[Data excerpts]
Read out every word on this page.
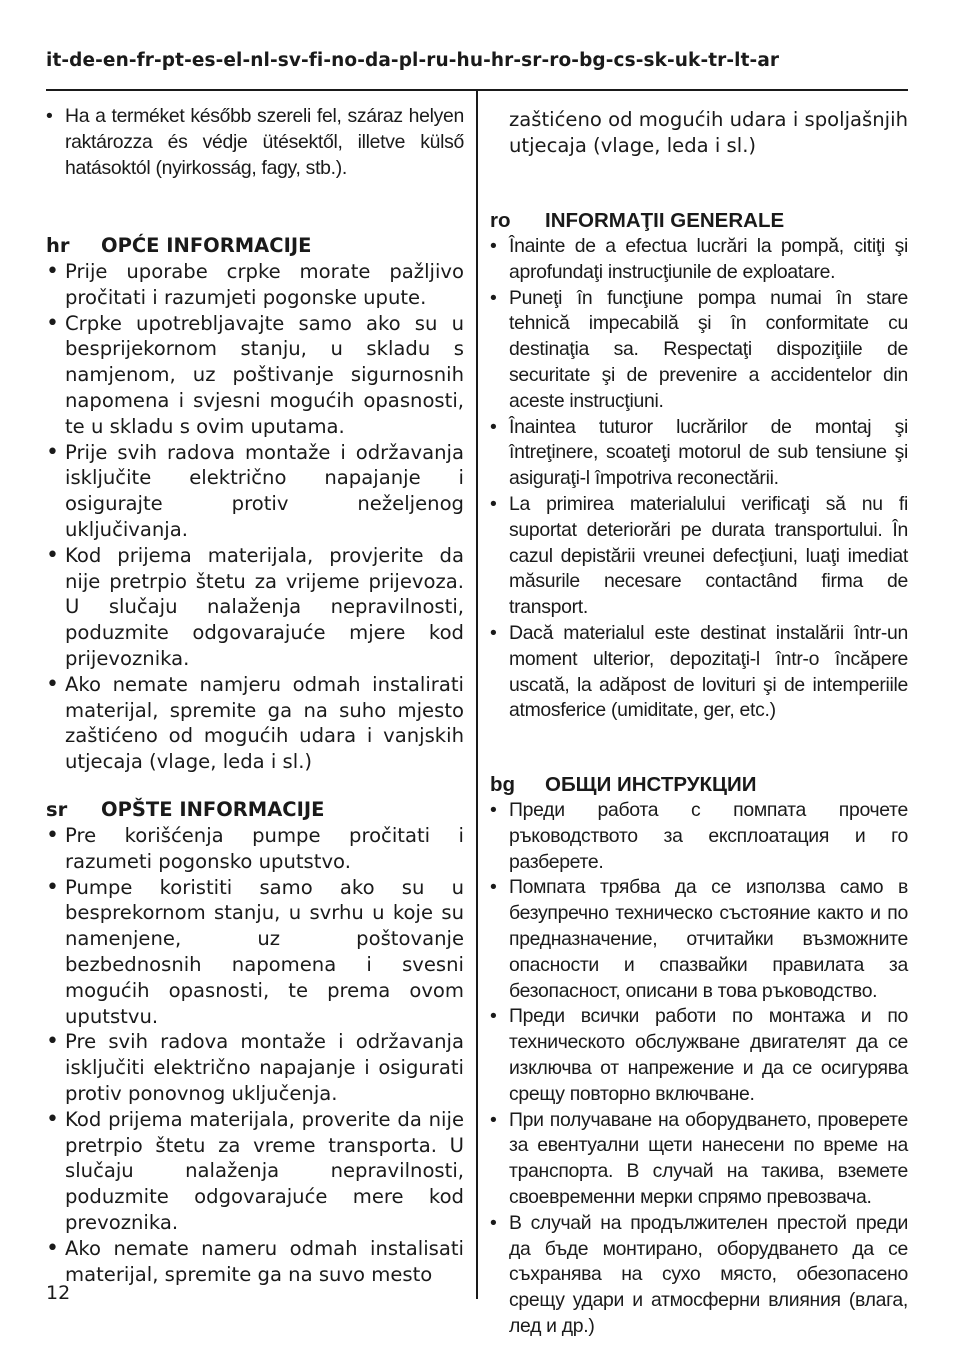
it-de-en-fr-pt-es-el-nl-sv-fi-no-da-pl-ru-hu-hr-sr-ro-bg-cs-sk-uk-tr-lt-ar
• Ha a terméket később szereli fel, száraz helyen raktározza és védje ütésektől, illetve külső hatásoktól (nyirkosság, fagy, stb.).
hr	OPĆE INFORMACIJE
• Prije uporabe crpke morate pažljivo pročitati i razumjeti pogonske upute.
• Crpke upotrebljavajte samo ako su u besprijekornom stanju, u skladu s namjenom, uz poštivanje sigurnosnih napomena i svjesni mogućih opasnosti, te u skladu s ovim uputama.
• Prije svih radova montaže i održavanja isključite električno napajanje i osigurajte protiv neželjenog uključivanja.
• Kod prijema materijala, provjerite da nije pretrpio štetu za vrijeme prijevoza. U slučaju nalaženja nepravilnosti, poduzmite odgovarajuće mjere kod prijevoznika.
• Ako nemate namjeru odmah instalirati materijal, spremite ga na suho mjesto zaštićeno od mogućih udara i vanjskih utjecaja (vlage, leda i sl.)
sr	OPŠTE INFORMACIJE
• Pre korišćenja pumpe pročitati i razumeti pogonsko uputstvo.
• Pumpe koristiti samo ako su u besprekornom stanju, u svrhu u koje su namenjene, uz poštovanje bezbednosnih napomena i svesni mogućih opasnosti, te prema ovom uputstvu.
• Pre svih radova montaže i održavanja isključiti električno napajanje i osigurati protiv ponovnog uključenja.
• Kod prijema materijala, proverite da nije pretrpio štetu za vreme transporta. U slučaju nalaženja nepravilnosti, poduzmite odgovarajuće mere kod prevoznika.
• Ako nemate nameru odmah instalisati materijal, spremite ga na suvo mesto

zaštićeno od mogućih udara i spoljašnjih utjecaja (vlage, leda i sl.)

ro	INFORMAŢII GENERALE
• Înainte de a efectua lucrări la pompă, citiţi şi aprofundaţi instrucţiunile de exploatare.
• Puneţi în funcţiune pompa numai în stare tehnică impecabilă şi în conformitate cu destinaţia sa. Respectaţi dispoziţiile de securitate şi de prevenire a accidentelor din aceste instrucţiuni.
• Înaintea tuturor lucrărilor de montaj şi întreţinere, scoateţi motorul de sub tensiune şi asiguraţi-l împotriva reconectării.
• La primirea materialului verificaţi să nu fi suportat deteriorări pe durata transportului. În cazul depistării vreunei defecţiuni, luaţi imediat măsurile necesare contactând firma de transport.
• Dacă materialul este destinat instalării într-un moment ulterior, depozitaţi-l într-o încăpere uscată, la adăpost de lovituri şi de intemperiile atmosferice (umiditate, ger, etc.)
bg	ОБЩИ ИНСТРУКЦИИ
• Преди работа с помпата прочете ръководството за експлоатация и го разберете.
• Помпата трябва да се използва само в безупречно техническо състояние както и по предназначение, отчитайки възможните опасности и спазвайки правилата за безопасност, описани в това ръководство.
• Преди всички работи по монтажа и по техническото обслужване двигателят да се изключва от напрежение и да се осигурява срещу повторно включване.
• При получаване на оборудването, проверете за евентуални щети нанесени по време на транспорта. В случай на такива, вземете своевременни мерки спрямо превозвача.
• В случай на продължителен престой преди да бъде монтирано, оборудването да се съхранява на сухо място, обезопасено срещу удари и атмосферни влияния (влага, лед и др.)
12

Written exercise -
Pull out all lines from the entries above that include the word "mogućih".

Finished exercise -
• Crpke upotrebljavajte samo ako su u besprijekornom stanju, u skladu s namjenom, uz poštivanje sigurnosnih napomena i svjesni mogućih opasnosti, te u skladu s ovim uputama.
• Ako nemate namjeru odmah instalirati materijal, spremite ga na suho mjesto zaštićeno od mogućih udara i vanjskih utjecaja (vlage, leda i sl.)
• Pumpe koristiti samo ako su u besprekornom stanju, u svrhu u koje su namenjene, uz poštovanje bezbednosnih napomena i svesni mogućih opasnosti, te prema ovom uputstvu.
zaštićeno od mogućih udara i spoljašnjih utjecaja (vlage, leda i sl.)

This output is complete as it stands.